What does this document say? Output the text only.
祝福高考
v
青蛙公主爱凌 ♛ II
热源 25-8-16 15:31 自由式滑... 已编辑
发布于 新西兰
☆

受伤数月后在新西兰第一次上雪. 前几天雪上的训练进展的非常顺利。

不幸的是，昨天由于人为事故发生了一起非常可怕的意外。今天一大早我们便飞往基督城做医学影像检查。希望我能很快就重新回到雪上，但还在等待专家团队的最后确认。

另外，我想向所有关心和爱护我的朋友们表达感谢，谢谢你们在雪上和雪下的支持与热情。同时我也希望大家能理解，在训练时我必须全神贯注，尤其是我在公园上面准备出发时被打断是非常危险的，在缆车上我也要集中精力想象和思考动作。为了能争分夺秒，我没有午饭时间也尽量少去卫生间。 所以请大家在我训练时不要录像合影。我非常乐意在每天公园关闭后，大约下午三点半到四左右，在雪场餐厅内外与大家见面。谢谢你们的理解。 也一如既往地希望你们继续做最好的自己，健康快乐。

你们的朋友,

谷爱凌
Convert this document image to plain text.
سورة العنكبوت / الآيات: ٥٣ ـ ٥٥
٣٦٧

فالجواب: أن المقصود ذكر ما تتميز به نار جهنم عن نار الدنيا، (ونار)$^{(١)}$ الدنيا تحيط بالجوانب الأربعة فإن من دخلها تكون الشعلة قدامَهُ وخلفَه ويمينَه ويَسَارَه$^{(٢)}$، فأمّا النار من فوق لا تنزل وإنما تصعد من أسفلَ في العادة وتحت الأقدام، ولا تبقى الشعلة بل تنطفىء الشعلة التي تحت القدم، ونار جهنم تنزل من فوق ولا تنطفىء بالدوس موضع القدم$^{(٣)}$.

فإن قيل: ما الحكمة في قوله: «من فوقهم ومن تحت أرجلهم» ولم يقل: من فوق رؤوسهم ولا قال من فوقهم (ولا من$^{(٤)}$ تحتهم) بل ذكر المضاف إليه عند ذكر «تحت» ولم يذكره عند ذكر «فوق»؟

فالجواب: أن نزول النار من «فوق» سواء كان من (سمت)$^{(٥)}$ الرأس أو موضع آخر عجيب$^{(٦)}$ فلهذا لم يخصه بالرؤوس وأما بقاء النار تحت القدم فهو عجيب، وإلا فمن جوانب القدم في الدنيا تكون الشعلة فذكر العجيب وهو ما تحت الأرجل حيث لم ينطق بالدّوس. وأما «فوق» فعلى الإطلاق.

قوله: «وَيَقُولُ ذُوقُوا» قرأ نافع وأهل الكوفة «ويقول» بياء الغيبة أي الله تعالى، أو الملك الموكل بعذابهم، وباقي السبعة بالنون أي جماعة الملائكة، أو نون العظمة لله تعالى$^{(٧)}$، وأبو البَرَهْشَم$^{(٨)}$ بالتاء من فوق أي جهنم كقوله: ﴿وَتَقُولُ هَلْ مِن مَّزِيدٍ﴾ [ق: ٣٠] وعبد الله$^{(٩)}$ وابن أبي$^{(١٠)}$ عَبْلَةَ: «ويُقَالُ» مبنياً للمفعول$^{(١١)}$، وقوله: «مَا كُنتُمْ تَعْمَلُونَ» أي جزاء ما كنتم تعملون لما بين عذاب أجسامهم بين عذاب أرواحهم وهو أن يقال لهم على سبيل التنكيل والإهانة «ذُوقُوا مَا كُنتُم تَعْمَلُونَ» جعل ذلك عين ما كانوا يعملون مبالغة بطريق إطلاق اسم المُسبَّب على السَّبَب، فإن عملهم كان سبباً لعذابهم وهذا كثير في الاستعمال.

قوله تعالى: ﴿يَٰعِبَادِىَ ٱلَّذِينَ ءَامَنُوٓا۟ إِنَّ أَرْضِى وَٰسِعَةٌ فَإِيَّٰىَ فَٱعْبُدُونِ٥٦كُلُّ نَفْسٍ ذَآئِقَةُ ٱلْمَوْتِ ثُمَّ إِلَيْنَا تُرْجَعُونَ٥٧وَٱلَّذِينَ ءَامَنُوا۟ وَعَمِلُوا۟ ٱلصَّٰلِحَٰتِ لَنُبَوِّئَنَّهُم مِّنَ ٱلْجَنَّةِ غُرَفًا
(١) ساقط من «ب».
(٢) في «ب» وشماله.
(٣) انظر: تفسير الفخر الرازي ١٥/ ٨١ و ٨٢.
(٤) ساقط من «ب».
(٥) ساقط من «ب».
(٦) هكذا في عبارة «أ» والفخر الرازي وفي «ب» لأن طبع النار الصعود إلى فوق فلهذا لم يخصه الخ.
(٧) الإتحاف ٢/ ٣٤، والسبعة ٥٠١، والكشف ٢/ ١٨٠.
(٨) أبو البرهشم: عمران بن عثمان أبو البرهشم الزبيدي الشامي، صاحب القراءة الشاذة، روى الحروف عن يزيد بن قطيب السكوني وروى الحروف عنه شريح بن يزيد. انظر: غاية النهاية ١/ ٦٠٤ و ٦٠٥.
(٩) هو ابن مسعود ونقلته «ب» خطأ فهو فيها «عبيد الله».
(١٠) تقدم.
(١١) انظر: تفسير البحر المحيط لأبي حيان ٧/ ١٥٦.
....
- _Direction_
From the data above, work out how many lines contain the string "فلهذا" and reply with only the number.

- _Complete response_
2